What is being asked: Each line that holds the word "Curve" is to be identified and copied.

Data for this exercise:
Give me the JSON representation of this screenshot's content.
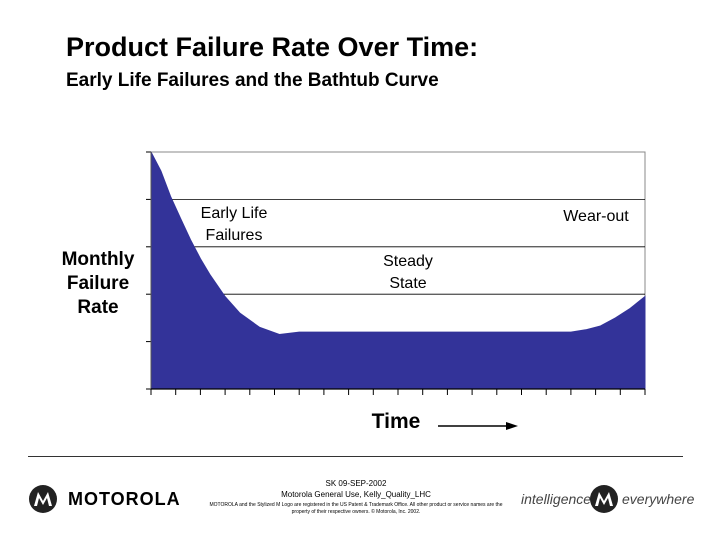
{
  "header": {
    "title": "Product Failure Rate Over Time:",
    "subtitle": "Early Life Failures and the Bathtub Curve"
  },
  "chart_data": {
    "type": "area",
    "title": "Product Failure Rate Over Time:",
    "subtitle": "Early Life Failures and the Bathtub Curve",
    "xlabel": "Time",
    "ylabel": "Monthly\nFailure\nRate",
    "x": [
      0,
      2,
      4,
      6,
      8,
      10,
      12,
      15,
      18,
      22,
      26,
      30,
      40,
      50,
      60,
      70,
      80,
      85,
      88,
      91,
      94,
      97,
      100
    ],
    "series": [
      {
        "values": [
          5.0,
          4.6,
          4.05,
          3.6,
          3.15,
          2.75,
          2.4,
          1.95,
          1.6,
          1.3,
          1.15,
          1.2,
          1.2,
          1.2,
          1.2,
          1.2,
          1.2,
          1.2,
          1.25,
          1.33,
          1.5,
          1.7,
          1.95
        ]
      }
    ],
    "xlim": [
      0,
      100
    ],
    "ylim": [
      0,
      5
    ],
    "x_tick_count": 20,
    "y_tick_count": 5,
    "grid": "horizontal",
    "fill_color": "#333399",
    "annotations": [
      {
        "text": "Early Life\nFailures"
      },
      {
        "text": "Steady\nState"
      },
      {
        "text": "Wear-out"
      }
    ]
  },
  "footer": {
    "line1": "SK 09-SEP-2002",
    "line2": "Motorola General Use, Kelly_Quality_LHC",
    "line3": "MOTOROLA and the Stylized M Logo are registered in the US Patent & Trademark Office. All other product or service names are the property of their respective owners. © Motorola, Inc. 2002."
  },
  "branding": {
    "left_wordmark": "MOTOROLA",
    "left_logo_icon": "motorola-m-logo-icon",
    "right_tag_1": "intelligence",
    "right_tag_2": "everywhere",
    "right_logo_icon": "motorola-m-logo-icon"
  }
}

Solved exercise:
    "subtitle": "Early Life Failures and the Bathtub Curve"
    "subtitle": "Early Life Failures and the Bathtub Curve",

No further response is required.